## Given exercise
Find every line in the records below that contains the word "EUROPEA", and copy each of those lines. Case counts.
** Begin Supplied records **
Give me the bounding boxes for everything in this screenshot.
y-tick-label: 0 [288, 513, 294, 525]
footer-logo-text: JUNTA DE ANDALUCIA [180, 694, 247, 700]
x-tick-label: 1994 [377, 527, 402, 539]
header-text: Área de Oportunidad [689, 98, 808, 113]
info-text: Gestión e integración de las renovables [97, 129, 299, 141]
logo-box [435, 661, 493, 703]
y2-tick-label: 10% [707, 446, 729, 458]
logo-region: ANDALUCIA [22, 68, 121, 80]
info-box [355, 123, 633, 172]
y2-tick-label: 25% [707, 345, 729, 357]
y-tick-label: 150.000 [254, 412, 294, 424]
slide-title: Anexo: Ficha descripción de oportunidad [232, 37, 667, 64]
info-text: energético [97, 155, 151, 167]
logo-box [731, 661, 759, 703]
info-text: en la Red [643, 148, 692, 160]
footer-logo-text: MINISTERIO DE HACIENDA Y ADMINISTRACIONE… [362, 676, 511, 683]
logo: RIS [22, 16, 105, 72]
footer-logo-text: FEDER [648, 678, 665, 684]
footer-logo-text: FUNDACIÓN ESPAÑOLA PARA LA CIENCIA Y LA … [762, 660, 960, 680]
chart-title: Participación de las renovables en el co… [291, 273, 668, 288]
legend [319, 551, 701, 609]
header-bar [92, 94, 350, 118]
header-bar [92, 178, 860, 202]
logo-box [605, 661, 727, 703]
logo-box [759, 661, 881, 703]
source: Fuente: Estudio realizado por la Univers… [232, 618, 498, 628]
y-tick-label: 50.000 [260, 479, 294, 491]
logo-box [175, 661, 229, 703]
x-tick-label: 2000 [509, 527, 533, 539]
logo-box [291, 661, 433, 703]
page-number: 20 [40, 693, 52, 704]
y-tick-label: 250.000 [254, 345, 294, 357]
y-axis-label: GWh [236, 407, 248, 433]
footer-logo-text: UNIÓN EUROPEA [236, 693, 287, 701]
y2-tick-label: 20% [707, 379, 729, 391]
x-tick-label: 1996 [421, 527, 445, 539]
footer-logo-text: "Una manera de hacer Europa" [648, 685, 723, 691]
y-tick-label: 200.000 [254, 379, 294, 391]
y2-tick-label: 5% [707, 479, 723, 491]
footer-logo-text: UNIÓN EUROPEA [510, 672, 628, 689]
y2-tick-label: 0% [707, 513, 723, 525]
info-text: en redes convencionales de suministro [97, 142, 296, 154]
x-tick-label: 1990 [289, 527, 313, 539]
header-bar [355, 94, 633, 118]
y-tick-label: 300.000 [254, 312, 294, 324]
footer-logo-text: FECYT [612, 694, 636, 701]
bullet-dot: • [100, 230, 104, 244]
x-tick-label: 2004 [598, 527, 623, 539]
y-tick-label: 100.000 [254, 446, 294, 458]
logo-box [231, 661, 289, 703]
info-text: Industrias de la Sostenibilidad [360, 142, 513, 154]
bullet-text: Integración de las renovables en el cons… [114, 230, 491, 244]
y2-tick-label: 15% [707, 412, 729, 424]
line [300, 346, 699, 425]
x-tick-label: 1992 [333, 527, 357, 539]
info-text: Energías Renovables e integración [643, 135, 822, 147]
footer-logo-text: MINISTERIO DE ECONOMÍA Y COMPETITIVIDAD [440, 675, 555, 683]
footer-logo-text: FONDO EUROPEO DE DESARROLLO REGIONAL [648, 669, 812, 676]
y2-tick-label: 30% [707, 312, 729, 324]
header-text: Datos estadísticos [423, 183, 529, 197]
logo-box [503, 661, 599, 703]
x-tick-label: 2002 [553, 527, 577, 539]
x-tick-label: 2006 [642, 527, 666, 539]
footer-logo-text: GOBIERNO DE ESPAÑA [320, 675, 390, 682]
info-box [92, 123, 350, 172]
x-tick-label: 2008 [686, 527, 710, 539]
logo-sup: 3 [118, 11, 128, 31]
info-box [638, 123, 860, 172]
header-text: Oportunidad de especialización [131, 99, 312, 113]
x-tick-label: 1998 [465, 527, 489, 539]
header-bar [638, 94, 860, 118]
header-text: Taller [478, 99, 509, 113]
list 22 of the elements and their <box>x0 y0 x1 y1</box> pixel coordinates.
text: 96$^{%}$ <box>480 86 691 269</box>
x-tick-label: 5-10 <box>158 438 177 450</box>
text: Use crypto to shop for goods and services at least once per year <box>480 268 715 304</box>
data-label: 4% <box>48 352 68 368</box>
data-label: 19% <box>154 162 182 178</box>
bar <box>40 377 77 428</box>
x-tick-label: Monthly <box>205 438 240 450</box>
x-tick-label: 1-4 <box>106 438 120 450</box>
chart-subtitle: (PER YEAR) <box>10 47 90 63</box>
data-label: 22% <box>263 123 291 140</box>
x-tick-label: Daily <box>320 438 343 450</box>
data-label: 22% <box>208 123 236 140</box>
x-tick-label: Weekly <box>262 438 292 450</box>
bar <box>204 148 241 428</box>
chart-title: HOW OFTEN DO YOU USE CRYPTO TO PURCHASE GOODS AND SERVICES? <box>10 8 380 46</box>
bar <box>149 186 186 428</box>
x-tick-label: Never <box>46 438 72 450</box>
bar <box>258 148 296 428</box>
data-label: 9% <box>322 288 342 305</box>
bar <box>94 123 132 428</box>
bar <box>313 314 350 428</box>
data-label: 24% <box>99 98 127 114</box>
** End Supplied records **
## Solved exercise
footer-logo-text: UNIÓN EUROPEA [236, 693, 287, 701]
footer-logo-text: UNIÓN EUROPEA [510, 672, 628, 689]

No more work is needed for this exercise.